WHAT YOU SHOULD DO:
Find each line with the string "this" and report it.

————

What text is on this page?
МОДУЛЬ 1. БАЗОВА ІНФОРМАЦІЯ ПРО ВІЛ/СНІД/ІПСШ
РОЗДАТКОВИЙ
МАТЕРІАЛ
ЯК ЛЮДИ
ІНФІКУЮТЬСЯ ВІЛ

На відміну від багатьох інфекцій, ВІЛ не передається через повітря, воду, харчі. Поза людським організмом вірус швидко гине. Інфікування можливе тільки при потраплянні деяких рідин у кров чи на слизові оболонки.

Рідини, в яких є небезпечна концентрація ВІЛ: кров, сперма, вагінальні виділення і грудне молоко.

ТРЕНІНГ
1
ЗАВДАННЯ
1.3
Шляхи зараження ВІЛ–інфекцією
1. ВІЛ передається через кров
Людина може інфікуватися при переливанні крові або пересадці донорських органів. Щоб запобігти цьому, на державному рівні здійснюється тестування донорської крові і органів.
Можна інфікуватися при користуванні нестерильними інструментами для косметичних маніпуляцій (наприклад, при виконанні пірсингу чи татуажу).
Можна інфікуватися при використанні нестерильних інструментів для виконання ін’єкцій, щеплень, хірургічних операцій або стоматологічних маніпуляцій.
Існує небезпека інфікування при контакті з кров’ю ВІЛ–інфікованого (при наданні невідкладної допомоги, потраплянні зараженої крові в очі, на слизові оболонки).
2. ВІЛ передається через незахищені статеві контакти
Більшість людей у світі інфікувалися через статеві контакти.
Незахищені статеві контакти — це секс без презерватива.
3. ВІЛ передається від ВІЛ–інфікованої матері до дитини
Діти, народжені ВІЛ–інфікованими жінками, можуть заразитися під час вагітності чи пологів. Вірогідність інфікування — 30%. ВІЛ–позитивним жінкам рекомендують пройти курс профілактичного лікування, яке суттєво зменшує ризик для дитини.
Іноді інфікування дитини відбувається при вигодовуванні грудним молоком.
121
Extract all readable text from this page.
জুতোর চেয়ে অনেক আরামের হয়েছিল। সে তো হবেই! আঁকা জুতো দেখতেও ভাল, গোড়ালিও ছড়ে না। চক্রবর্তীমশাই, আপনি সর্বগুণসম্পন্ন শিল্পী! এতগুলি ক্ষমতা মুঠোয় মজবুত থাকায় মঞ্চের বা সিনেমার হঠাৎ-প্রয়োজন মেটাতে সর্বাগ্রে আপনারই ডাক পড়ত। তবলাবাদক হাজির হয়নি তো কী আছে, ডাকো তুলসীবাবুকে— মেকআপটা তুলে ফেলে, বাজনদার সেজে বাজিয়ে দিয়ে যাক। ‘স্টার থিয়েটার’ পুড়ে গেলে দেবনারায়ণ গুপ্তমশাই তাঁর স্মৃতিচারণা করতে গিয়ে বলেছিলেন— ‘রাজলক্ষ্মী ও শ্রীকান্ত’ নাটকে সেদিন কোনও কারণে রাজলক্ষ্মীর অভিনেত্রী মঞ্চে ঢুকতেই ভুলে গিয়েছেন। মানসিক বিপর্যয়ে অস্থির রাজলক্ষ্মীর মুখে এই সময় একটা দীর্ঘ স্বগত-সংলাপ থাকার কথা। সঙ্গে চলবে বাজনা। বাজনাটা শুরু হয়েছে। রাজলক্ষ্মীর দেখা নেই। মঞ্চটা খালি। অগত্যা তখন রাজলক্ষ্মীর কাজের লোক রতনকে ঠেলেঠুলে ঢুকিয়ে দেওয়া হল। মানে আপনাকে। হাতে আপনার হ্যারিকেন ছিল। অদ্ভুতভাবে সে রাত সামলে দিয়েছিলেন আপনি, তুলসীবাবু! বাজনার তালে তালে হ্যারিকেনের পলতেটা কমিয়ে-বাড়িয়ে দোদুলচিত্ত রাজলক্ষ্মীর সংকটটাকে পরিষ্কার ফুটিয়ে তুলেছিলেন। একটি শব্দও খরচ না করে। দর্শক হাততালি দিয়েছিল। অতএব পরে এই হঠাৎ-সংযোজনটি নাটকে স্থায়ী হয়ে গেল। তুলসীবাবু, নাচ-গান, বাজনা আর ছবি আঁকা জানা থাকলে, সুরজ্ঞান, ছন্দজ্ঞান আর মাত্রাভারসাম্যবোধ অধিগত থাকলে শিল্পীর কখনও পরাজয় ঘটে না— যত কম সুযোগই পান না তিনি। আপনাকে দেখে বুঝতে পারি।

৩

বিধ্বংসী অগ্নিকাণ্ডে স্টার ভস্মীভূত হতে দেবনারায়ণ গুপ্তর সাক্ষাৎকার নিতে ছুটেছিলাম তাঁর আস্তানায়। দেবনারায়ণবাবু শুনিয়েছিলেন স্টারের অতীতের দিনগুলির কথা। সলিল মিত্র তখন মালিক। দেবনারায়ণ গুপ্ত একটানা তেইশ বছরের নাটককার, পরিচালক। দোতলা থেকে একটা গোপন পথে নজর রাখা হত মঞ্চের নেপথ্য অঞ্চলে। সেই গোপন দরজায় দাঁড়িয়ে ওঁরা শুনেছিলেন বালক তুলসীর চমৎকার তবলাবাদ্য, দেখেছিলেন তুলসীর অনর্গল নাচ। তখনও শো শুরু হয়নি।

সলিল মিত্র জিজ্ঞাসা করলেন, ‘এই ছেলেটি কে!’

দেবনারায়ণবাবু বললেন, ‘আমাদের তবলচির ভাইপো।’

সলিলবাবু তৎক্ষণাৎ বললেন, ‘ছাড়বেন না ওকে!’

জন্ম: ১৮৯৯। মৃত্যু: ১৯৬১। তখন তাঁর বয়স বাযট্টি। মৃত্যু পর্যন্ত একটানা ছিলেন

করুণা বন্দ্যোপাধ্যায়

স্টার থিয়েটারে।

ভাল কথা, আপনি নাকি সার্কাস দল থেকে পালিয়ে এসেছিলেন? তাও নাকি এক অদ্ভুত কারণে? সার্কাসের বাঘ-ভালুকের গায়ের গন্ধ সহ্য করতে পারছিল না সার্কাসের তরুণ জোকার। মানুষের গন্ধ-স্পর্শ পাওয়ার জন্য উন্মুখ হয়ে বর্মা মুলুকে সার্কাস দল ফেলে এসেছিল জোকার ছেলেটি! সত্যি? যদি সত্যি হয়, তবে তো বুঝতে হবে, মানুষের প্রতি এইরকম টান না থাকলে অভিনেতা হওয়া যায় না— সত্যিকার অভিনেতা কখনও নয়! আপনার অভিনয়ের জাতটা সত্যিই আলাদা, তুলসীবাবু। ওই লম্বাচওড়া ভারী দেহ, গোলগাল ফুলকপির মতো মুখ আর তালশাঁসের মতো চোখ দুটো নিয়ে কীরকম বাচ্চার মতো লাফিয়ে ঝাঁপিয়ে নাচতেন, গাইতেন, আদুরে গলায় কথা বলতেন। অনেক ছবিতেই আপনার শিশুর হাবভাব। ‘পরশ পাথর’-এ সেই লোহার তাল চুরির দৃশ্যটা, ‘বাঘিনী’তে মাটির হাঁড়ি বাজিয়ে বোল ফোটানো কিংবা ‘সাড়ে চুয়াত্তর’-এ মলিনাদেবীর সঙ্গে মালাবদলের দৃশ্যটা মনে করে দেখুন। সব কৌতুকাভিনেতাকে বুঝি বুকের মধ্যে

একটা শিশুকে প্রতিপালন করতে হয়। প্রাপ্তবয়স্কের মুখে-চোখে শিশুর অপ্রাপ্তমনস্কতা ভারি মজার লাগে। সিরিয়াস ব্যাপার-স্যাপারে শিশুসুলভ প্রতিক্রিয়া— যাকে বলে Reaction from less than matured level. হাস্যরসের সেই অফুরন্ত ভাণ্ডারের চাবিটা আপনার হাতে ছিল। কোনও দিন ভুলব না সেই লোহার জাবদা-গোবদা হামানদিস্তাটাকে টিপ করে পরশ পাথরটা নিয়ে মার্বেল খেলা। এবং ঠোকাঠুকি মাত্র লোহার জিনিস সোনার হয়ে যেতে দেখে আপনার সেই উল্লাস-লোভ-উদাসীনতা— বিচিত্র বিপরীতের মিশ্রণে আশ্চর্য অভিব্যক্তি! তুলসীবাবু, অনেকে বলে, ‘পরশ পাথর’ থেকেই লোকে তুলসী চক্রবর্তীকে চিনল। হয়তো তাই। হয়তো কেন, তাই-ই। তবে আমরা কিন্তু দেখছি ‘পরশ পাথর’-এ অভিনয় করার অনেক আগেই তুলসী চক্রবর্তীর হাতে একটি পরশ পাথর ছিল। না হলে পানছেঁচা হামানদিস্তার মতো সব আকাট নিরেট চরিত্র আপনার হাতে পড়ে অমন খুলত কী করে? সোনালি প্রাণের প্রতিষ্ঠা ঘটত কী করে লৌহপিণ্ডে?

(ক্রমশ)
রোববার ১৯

————

COMPLETE OUTPUT:
What text is on this page?
Extract all readable text from this page.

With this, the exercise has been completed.